■ **Task prompt**
Please count the lines in the items below that contain the string "device", treating uppercase and lowercase as different, and give only that number.

■ **Information given**
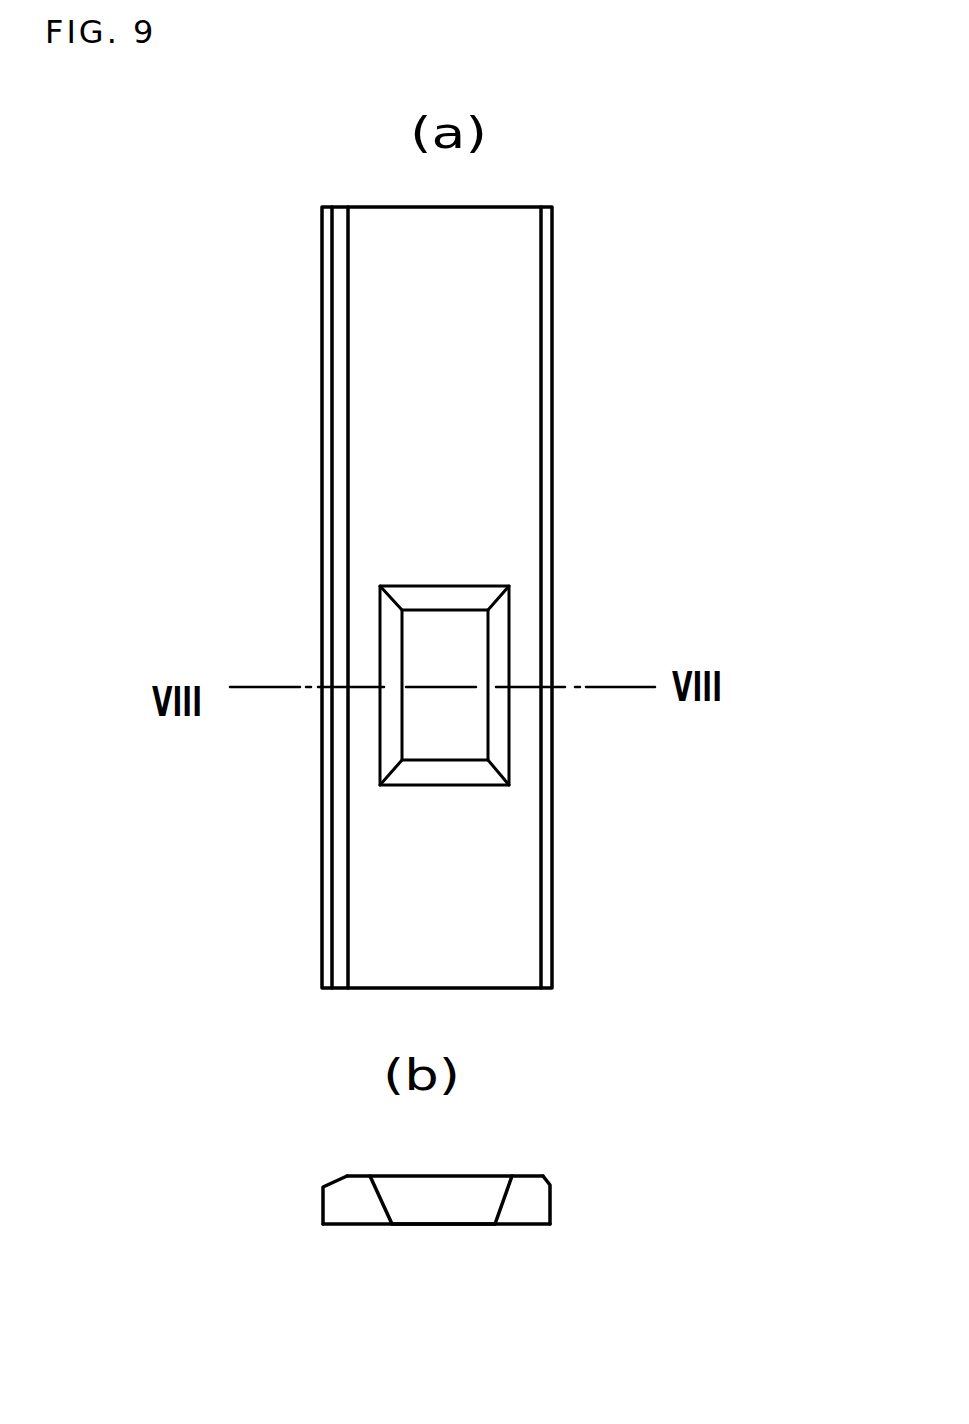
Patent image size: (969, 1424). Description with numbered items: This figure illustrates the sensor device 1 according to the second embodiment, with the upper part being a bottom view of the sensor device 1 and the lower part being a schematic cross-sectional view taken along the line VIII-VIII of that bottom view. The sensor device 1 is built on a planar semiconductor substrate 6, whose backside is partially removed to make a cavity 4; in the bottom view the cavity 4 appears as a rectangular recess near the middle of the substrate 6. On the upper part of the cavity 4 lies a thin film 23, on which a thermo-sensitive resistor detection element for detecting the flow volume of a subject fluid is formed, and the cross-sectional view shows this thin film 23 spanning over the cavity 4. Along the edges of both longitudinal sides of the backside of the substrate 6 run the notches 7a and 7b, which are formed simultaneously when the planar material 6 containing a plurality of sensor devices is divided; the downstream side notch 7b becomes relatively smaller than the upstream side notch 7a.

The sensor device 1 is at (467, 864).
The cavity 4 is at (450, 723).
The planar semiconductor substrate 6 is at (467, 494).
The upstream side notch 7a is at (340, 370).
The downstream side notch 7b is at (545, 333).
The thin film 23 is at (440, 1223).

■ **Written answer**
2